%%

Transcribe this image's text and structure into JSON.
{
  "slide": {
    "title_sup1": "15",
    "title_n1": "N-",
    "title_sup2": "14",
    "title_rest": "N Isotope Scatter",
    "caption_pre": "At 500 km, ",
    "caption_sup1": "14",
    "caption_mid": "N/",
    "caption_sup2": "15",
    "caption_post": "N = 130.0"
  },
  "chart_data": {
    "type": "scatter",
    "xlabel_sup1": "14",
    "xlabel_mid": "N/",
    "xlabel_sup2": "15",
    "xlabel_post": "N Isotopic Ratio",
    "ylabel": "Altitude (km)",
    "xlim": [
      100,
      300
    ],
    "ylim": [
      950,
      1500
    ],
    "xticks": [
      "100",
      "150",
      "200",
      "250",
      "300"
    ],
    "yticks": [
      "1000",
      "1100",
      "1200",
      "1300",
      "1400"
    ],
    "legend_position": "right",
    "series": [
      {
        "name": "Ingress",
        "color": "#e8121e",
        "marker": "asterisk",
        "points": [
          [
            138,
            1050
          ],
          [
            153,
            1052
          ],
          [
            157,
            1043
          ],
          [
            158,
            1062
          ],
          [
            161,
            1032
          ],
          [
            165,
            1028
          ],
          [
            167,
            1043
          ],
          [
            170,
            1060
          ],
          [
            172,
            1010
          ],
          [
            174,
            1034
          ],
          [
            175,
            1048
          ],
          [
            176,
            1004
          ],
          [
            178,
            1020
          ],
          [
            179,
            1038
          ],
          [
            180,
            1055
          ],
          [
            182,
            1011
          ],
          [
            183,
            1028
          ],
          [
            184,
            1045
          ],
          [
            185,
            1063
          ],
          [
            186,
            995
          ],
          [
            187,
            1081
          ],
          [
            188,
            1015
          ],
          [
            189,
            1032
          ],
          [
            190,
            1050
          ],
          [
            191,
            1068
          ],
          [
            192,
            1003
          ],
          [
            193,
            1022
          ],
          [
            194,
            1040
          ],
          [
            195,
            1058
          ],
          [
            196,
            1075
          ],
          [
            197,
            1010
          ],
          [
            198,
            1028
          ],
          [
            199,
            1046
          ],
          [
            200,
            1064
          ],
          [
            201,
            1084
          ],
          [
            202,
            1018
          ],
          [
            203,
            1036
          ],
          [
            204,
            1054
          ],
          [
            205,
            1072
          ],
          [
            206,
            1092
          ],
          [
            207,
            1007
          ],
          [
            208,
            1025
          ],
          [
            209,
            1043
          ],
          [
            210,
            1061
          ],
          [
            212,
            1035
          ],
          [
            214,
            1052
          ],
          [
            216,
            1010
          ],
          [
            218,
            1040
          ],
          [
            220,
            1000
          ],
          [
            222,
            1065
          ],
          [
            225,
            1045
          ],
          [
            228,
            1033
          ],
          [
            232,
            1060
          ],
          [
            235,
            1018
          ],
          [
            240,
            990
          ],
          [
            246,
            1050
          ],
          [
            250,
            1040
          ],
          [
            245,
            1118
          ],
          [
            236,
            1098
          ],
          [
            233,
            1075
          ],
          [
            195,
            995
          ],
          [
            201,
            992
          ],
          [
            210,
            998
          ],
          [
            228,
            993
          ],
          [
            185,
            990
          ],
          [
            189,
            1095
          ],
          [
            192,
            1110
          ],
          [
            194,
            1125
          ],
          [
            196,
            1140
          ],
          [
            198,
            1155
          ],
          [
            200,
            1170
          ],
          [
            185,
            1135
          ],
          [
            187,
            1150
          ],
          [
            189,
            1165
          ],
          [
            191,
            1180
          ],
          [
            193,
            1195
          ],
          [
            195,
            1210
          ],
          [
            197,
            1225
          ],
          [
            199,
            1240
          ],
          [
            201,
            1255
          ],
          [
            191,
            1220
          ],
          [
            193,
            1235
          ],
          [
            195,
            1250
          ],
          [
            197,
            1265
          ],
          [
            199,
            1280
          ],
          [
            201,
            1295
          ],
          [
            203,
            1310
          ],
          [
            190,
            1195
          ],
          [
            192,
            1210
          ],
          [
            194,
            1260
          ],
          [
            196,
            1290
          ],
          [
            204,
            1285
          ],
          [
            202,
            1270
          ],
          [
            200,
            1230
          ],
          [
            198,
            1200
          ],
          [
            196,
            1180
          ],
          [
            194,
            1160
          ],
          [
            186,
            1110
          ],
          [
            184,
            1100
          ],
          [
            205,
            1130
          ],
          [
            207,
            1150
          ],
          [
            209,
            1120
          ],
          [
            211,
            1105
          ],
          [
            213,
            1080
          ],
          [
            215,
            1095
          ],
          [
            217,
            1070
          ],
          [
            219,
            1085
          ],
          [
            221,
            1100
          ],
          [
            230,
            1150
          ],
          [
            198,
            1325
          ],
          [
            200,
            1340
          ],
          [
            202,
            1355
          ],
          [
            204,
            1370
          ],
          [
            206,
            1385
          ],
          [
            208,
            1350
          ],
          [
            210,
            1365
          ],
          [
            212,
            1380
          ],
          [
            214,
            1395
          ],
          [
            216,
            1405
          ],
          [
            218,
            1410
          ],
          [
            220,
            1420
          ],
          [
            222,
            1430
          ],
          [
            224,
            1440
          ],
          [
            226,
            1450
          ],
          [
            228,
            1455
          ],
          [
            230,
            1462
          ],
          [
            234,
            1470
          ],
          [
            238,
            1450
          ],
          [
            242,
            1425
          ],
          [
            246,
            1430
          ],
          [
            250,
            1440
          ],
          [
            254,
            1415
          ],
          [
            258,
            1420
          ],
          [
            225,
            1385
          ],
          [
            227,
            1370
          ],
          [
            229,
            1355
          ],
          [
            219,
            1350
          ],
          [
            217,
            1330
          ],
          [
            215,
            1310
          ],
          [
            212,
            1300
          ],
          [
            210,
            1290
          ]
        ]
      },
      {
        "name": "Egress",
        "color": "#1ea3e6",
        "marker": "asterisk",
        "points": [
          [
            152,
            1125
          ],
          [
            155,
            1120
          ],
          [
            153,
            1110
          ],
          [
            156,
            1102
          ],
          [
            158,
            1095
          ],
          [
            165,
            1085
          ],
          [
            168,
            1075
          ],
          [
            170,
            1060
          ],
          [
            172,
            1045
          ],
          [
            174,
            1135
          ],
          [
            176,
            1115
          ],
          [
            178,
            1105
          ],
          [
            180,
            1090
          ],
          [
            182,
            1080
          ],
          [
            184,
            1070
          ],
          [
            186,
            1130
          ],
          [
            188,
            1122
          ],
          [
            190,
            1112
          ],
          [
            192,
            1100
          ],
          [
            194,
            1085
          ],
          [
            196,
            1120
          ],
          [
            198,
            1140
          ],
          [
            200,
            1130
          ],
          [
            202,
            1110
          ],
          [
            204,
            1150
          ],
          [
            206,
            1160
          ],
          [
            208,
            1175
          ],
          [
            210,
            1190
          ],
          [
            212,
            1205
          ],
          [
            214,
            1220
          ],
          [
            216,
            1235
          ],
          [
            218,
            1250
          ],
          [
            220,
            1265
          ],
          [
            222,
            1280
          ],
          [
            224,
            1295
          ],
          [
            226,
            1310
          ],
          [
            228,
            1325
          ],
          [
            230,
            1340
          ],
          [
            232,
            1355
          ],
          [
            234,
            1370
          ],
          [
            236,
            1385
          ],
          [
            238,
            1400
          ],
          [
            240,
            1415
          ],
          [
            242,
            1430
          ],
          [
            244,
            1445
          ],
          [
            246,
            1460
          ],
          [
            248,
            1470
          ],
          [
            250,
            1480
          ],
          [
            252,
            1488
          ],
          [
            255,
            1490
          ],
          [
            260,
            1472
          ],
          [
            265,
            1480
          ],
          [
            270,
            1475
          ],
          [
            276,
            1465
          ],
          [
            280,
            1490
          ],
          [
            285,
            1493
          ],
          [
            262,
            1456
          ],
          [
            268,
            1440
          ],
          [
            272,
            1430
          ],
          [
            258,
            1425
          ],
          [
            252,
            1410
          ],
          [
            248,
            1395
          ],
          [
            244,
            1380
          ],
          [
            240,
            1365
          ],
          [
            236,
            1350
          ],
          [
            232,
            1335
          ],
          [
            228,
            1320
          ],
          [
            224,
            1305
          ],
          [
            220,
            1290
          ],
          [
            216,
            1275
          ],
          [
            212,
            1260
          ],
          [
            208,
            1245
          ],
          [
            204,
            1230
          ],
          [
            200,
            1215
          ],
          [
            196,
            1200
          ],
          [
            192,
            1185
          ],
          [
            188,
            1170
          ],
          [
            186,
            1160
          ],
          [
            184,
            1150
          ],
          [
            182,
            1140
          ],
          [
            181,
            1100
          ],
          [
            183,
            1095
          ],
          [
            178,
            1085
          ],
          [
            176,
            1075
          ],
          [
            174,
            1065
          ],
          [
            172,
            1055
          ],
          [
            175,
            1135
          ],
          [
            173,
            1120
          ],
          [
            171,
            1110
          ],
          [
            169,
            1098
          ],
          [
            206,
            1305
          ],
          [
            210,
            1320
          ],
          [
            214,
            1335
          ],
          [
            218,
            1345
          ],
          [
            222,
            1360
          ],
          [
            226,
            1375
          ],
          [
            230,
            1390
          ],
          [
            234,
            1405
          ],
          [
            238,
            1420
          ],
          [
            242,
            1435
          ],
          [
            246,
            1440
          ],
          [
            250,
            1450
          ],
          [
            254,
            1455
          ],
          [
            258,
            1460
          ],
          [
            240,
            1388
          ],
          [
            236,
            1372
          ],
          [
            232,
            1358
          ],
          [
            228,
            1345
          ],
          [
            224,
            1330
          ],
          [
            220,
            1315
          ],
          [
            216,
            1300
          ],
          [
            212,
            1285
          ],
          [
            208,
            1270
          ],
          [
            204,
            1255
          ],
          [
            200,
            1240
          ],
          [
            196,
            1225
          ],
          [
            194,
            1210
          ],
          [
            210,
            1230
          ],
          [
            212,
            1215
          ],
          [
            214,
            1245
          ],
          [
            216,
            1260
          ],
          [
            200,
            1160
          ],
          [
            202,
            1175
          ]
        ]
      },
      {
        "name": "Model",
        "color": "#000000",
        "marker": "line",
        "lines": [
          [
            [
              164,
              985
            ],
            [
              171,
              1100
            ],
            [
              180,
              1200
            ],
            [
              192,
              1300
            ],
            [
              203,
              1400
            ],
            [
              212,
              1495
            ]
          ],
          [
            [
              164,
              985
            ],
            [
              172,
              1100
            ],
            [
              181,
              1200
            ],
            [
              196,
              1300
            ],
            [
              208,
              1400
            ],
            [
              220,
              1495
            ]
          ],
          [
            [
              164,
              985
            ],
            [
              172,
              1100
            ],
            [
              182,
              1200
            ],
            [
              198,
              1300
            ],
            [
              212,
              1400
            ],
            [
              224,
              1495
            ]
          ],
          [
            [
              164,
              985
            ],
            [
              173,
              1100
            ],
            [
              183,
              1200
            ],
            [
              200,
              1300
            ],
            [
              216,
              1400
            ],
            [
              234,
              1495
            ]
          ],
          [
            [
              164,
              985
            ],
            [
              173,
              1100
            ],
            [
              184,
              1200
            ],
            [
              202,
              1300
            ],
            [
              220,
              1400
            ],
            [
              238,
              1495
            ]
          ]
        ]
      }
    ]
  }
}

%%

*Task instructions:*
Scan the material above for the string "name" and report each line where you find it.

*Written response:*
        "name": "Ingress",
        "name": "Egress",
        "name": "Model",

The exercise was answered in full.